### What is asked
Set down each record exactly as written.

— START Data rows —

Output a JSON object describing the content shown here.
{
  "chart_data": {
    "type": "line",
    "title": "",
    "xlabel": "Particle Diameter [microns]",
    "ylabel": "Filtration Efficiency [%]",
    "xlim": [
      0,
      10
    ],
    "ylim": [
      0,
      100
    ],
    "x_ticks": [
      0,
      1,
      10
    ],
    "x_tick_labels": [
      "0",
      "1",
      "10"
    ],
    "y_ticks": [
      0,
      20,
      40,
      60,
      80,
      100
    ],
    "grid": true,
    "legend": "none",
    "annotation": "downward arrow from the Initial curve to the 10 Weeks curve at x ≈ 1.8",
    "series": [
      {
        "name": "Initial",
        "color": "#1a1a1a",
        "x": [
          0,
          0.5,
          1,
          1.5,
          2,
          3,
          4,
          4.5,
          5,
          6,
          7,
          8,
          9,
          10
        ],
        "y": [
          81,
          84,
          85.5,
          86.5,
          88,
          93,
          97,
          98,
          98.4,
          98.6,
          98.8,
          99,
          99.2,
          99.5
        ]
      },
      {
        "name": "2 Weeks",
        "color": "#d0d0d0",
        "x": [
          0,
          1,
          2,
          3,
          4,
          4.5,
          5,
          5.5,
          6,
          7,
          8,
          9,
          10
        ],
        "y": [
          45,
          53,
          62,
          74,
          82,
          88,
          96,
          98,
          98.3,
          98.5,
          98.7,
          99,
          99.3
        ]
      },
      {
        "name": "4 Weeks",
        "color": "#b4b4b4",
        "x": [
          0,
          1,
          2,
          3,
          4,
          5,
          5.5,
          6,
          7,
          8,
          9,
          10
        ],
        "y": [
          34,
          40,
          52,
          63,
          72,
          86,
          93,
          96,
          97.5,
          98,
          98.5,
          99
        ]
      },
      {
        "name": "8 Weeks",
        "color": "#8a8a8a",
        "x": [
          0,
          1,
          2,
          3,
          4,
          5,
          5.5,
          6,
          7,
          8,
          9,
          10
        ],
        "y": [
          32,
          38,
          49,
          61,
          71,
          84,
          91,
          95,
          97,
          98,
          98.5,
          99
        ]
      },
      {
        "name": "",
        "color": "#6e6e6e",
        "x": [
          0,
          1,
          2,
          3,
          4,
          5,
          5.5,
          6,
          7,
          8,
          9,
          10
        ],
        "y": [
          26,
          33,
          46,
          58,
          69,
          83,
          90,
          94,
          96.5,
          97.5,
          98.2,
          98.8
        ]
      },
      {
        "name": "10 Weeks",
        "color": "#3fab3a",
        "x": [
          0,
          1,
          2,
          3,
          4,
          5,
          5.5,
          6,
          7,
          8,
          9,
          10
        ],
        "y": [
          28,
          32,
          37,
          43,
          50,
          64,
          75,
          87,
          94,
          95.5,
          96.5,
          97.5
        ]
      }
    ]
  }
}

— END Data rows —

### Written answer
Output a JSON object describing the content shown here.
{
  "chart_data": {
    "type": "line",
    "title": "",
    "xlabel": "Particle Diameter [microns]",
    "ylabel": "Filtration Efficiency [%]",
    "xlim": [
      0,
      10
    ],
    "ylim": [
      0,
      100
    ],
    "x_ticks": [
      0,
      1,
      10
    ],
    "x_tick_labels": [
      "0",
      "1",
      "10"
    ],
    "y_ticks": [
      0,
      20,
      40,
      60,
      80,
      100
    ],
    "grid": true,
    "legend": "none",
    "annotation": "downward arrow from the Initial curve to the 10 Weeks curve at x ≈ 1.8",
    "series": [
      {
        "name": "Initial",
        "color": "#1a1a1a",
        "x": [
          0,
          0.5,
          1,
          1.5,
          2,
          3,
          4,
          4.5,
          5,
          6,
          7,
          8,
          9,
          10
        ],
        "y": [
          81,
          84,
          85.5,
          86.5,
          88,
          93,
          97,
          98,
          98.4,
          98.6,
          98.8,
          99,
          99.2,
          99.5
        ]
      },
      {
        "name": "2 Weeks",
        "color": "#d0d0d0",
        "x": [
          0,
          1,
          2,
          3,
          4,
          4.5,
          5,
          5.5,
          6,
          7,
          8,
          9,
          10
        ],
        "y": [
          45,
          53,
          62,
          74,
          82,
          88,
          96,
          98,
          98.3,
          98.5,
          98.7,
          99,
          99.3
        ]
      },
      {
        "name": "4 Weeks",
        "color": "#b4b4b4",
        "x": [
          0,
          1,
          2,
          3,
          4,
          5,
          5.5,
          6,
          7,
          8,
          9,
          10
        ],
        "y": [
          34,
          40,
          52,
          63,
          72,
          86,
          93,
          96,
          97.5,
          98,
          98.5,
          99
        ]
      },
      {
        "name": "8 Weeks",
        "color": "#8a8a8a",
        "x": [
          0,
          1,
          2,
          3,
          4,
          5,
          5.5,
          6,
          7,
          8,
          9,
          10
        ],
        "y": [
          32,
          38,
          49,
          61,
          71,
          84,
          91,
          95,
          97,
          98,
          98.5,
          99
        ]
      },
      {
        "name": "",
        "color": "#6e6e6e",
        "x": [
          0,
          1,
          2,
          3,
          4,
          5,
          5.5,
          6,
          7,
          8,
          9,
          10
        ],
        "y": [
          26,
          33,
          46,
          58,
          69,
          83,
          90,
          94,
          96.5,
          97.5,
          98.2,
          98.8
        ]
      },
      {
        "name": "10 Weeks",
        "color": "#3fab3a",
        "x": [
          0,
          1,
          2,
          3,
          4,
          5,
          5.5,
          6,
          7,
          8,
          9,
          10
        ],
        "y": [
          28,
          32,
          37,
          43,
          50,
          64,
          75,
          87,
          94,
          95.5,
          96.5,
          97.5
        ]
      }
    ]
  }
}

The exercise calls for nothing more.